Instruction: Find every line with the word "text". Copy those lines.

Given data:

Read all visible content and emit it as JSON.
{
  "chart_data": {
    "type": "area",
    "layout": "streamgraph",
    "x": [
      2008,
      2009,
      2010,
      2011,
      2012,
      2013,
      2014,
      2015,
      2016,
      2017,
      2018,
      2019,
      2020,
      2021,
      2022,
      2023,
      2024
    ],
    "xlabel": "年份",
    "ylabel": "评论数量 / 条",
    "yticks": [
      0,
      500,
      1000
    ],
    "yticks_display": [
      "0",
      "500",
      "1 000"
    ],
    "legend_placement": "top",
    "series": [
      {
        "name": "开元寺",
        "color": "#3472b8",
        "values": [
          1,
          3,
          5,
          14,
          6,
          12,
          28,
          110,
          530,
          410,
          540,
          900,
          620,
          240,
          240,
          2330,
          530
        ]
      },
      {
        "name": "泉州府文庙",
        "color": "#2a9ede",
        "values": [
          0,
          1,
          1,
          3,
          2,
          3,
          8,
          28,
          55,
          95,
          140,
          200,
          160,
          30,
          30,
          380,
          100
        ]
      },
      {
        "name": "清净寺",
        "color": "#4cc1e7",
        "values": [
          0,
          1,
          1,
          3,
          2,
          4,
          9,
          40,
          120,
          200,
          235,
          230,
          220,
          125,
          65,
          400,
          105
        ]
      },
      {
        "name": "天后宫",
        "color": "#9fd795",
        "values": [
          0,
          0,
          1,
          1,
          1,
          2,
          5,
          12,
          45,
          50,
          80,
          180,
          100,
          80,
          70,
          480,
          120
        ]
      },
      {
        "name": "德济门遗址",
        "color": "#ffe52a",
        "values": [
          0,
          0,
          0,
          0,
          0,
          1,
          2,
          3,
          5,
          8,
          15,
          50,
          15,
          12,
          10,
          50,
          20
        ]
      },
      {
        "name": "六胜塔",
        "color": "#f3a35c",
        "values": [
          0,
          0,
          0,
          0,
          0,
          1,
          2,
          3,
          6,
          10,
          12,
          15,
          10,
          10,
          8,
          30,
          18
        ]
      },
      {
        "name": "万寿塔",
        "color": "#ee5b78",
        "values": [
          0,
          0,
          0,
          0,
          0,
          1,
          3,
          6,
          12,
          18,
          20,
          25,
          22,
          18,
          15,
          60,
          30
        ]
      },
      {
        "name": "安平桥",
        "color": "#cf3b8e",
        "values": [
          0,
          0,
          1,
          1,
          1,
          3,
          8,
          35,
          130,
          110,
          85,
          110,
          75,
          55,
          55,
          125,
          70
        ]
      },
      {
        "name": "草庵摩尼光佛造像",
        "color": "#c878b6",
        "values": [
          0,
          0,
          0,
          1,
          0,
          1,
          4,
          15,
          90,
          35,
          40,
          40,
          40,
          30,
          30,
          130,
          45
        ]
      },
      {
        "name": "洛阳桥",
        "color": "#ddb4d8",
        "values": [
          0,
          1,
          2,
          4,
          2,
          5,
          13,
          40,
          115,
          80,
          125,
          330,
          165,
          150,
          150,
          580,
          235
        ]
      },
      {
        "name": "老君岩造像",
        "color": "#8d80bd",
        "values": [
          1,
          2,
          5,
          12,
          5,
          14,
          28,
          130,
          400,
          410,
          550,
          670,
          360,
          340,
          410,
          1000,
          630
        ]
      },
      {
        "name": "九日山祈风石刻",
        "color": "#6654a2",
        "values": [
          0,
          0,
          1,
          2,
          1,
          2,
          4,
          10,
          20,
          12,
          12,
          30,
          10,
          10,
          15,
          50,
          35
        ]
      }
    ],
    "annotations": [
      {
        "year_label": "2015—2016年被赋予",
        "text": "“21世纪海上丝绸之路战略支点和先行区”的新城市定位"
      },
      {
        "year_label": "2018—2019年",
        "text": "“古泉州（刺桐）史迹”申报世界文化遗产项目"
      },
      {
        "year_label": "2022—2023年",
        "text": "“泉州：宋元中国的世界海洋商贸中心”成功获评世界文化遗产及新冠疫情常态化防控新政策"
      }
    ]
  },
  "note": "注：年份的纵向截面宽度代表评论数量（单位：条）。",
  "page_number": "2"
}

Response below:
        "text": "“21世纪海上丝绸之路战略支点和先行区”的新城市定位"
        "text": "“古泉州（刺桐）史迹”申报世界文化遗产项目"
        "text": "“泉州：宋元中国的世界海洋商贸中心”成功获评世界文化遗产及新冠疫情常态化防控新政策"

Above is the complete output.